→ PROMPT:
A faithful transcription of all the data is required.

→ DATA SUPPLIED:
..............................
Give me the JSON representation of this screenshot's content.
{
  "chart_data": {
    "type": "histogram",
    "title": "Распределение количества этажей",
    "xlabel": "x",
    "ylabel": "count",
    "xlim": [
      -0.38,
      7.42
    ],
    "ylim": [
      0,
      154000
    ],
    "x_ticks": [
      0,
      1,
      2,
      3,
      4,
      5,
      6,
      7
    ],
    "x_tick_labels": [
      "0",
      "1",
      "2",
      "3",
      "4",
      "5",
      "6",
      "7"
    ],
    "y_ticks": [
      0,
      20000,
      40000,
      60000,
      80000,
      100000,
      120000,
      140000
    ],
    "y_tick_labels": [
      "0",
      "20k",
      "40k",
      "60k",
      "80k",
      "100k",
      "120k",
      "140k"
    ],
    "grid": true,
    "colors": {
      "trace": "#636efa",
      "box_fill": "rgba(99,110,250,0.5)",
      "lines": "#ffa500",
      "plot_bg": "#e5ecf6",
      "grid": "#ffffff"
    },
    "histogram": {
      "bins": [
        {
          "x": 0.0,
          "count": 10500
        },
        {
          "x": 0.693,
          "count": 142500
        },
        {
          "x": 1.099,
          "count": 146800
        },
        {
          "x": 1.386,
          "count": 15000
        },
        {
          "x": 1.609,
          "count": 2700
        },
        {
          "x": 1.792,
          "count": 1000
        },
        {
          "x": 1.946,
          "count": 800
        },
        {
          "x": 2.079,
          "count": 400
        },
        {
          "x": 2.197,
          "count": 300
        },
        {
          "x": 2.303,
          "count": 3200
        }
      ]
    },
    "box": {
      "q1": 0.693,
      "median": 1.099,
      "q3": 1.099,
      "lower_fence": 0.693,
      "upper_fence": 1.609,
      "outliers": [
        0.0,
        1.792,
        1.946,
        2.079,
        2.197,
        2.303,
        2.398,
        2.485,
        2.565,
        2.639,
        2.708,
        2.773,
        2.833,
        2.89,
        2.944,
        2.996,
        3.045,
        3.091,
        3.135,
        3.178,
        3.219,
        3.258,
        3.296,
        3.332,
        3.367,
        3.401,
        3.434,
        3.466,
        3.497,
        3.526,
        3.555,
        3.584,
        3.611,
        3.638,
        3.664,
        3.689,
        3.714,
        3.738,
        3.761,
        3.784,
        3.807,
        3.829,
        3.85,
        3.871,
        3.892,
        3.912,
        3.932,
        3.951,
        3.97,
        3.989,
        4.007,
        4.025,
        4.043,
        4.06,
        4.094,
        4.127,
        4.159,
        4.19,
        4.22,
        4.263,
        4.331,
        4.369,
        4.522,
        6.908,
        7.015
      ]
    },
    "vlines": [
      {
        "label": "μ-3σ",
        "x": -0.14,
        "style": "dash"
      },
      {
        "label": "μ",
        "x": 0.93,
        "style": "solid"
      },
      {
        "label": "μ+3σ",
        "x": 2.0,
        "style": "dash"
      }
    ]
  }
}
..............................
→ COMPLETE RESPONSE:
Give me the JSON representation of this screenshot's content.
{
  "chart_data": {
    "type": "histogram",
    "title": "Распределение количества этажей",
    "xlabel": "x",
    "ylabel": "count",
    "xlim": [
      -0.38,
      7.42
    ],
    "ylim": [
      0,
      154000
    ],
    "x_ticks": [
      0,
      1,
      2,
      3,
      4,
      5,
      6,
      7
    ],
    "x_tick_labels": [
      "0",
      "1",
      "2",
      "3",
      "4",
      "5",
      "6",
      "7"
    ],
    "y_ticks": [
      0,
      20000,
      40000,
      60000,
      80000,
      100000,
      120000,
      140000
    ],
    "y_tick_labels": [
      "0",
      "20k",
      "40k",
      "60k",
      "80k",
      "100k",
      "120k",
      "140k"
    ],
    "grid": true,
    "colors": {
      "trace": "#636efa",
      "box_fill": "rgba(99,110,250,0.5)",
      "lines": "#ffa500",
      "plot_bg": "#e5ecf6",
      "grid": "#ffffff"
    },
    "histogram": {
      "bins": [
        {
          "x": 0.0,
          "count": 10500
        },
        {
          "x": 0.693,
          "count": 142500
        },
        {
          "x": 1.099,
          "count": 146800
        },
        {
          "x": 1.386,
          "count": 15000
        },
        {
          "x": 1.609,
          "count": 2700
        },
        {
          "x": 1.792,
          "count": 1000
        },
        {
          "x": 1.946,
          "count": 800
        },
        {
          "x": 2.079,
          "count": 400
        },
        {
          "x": 2.197,
          "count": 300
        },
        {
          "x": 2.303,
          "count": 3200
        }
      ]
    },
    "box": {
      "q1": 0.693,
      "median": 1.099,
      "q3": 1.099,
      "lower_fence": 0.693,
      "upper_fence": 1.609,
      "outliers": [
        0.0,
        1.792,
        1.946,
        2.079,
        2.197,
        2.303,
        2.398,
        2.485,
        2.565,
        2.639,
        2.708,
        2.773,
        2.833,
        2.89,
        2.944,
        2.996,
        3.045,
        3.091,
        3.135,
        3.178,
        3.219,
        3.258,
        3.296,
        3.332,
        3.367,
        3.401,
        3.434,
        3.466,
        3.497,
        3.526,
        3.555,
        3.584,
        3.611,
        3.638,
        3.664,
        3.689,
        3.714,
        3.738,
        3.761,
        3.784,
        3.807,
        3.829,
        3.85,
        3.871,
        3.892,
        3.912,
        3.932,
        3.951,
        3.97,
        3.989,
        4.007,
        4.025,
        4.043,
        4.06,
        4.094,
        4.127,
        4.159,
        4.19,
        4.22,
        4.263,
        4.331,
        4.369,
        4.522,
        6.908,
        7.015
      ]
    },
    "vlines": [
      {
        "label": "μ-3σ",
        "x": -0.14,
        "style": "dash"
      },
      {
        "label": "μ",
        "x": 0.93,
        "style": "solid"
      },
      {
        "label": "μ+3σ",
        "x": 2.0,
        "style": "dash"
      }
    ]
  }
}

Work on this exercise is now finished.